**DATA IN THIS EXERCISE**
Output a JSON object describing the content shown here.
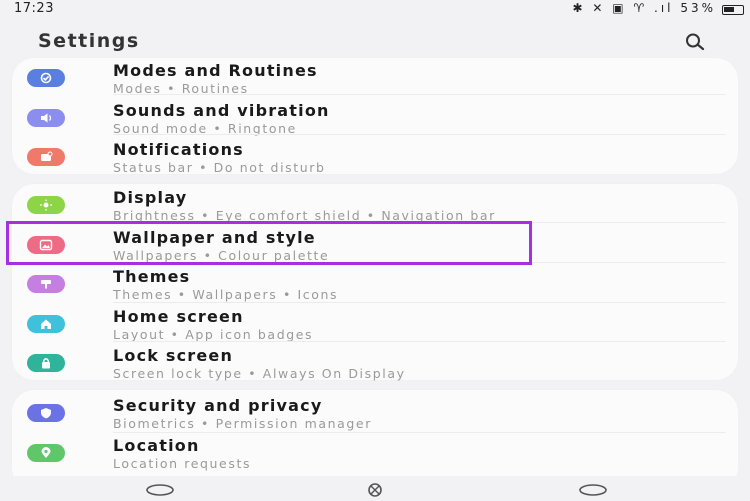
{
  "status_bar": {
    "time": "17:23",
    "icons": "✱ ✕ ▣ ♈ .ıl",
    "battery_text": "53%"
  },
  "header": {
    "title": "Settings",
    "search_icon": "search-icon"
  },
  "groups": [
    {
      "items": [
        {
          "title": "Modes and Routines",
          "subtitle": "Modes  •  Routines",
          "icon": "check-circle-icon",
          "color": "#5b7fe0"
        },
        {
          "title": "Sounds and vibration",
          "subtitle": "Sound mode  •  Ringtone",
          "icon": "speaker-icon",
          "color": "#8b8ef0"
        },
        {
          "title": "Notifications",
          "subtitle": "Status bar  •  Do not disturb",
          "icon": "notification-icon",
          "color": "#f07a6a"
        }
      ]
    },
    {
      "items": [
        {
          "title": "Display",
          "subtitle": "Brightness  •  Eye comfort shield  •  Navigation bar",
          "icon": "sun-icon",
          "color": "#8ed447"
        },
        {
          "title": "Wallpaper and style",
          "subtitle": "Wallpapers  •  Colour palette",
          "icon": "image-icon",
          "color": "#ee6b86"
        },
        {
          "title": "Themes",
          "subtitle": "Themes  •  Wallpapers  •  Icons",
          "icon": "theme-brush-icon",
          "color": "#c57fe0"
        },
        {
          "title": "Home screen",
          "subtitle": "Layout  •  App icon badges",
          "icon": "home-icon",
          "color": "#3fc1dc"
        },
        {
          "title": "Lock screen",
          "subtitle": "Screen lock type  •  Always On Display",
          "icon": "lock-icon",
          "color": "#2fb39a"
        }
      ]
    },
    {
      "items": [
        {
          "title": "Security and privacy",
          "subtitle": "Biometrics  •  Permission manager",
          "icon": "shield-icon",
          "color": "#6b72e6"
        },
        {
          "title": "Location",
          "subtitle": "Location requests",
          "icon": "location-icon",
          "color": "#5fc76a"
        }
      ]
    }
  ],
  "highlight": {
    "target": "Wallpaper and style",
    "color": "#a72ee2"
  },
  "nav_bar": {
    "buttons": [
      "recents-icon",
      "home-nav-icon",
      "back-icon"
    ]
  }
}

**WHAT IS BEING ASKED**
Transcribe the records verbatim and omit the images.

**EXERCISE OUTPUT**
Output a JSON object describing the content shown here.
{
  "status_bar": {
    "time": "17:23",
    "icons": "✱ ✕ ▣ ♈ .ıl",
    "battery_text": "53%"
  },
  "header": {
    "title": "Settings",
    "search_icon": "search-icon"
  },
  "groups": [
    {
      "items": [
        {
          "title": "Modes and Routines",
          "subtitle": "Modes  •  Routines",
          "icon": "check-circle-icon",
          "color": "#5b7fe0"
        },
        {
          "title": "Sounds and vibration",
          "subtitle": "Sound mode  •  Ringtone",
          "icon": "speaker-icon",
          "color": "#8b8ef0"
        },
        {
          "title": "Notifications",
          "subtitle": "Status bar  •  Do not disturb",
          "icon": "notification-icon",
          "color": "#f07a6a"
        }
      ]
    },
    {
      "items": [
        {
          "title": "Display",
          "subtitle": "Brightness  •  Eye comfort shield  •  Navigation bar",
          "icon": "sun-icon",
          "color": "#8ed447"
        },
        {
          "title": "Wallpaper and style",
          "subtitle": "Wallpapers  •  Colour palette",
          "icon": "image-icon",
          "color": "#ee6b86"
        },
        {
          "title": "Themes",
          "subtitle": "Themes  •  Wallpapers  •  Icons",
          "icon": "theme-brush-icon",
          "color": "#c57fe0"
        },
        {
          "title": "Home screen",
          "subtitle": "Layout  •  App icon badges",
          "icon": "home-icon",
          "color": "#3fc1dc"
        },
        {
          "title": "Lock screen",
          "subtitle": "Screen lock type  •  Always On Display",
          "icon": "lock-icon",
          "color": "#2fb39a"
        }
      ]
    },
    {
      "items": [
        {
          "title": "Security and privacy",
          "subtitle": "Biometrics  •  Permission manager",
          "icon": "shield-icon",
          "color": "#6b72e6"
        },
        {
          "title": "Location",
          "subtitle": "Location requests",
          "icon": "location-icon",
          "color": "#5fc76a"
        }
      ]
    }
  ],
  "highlight": {
    "target": "Wallpaper and style",
    "color": "#a72ee2"
  },
  "nav_bar": {
    "buttons": [
      "recents-icon",
      "home-nav-icon",
      "back-icon"
    ]
  }
}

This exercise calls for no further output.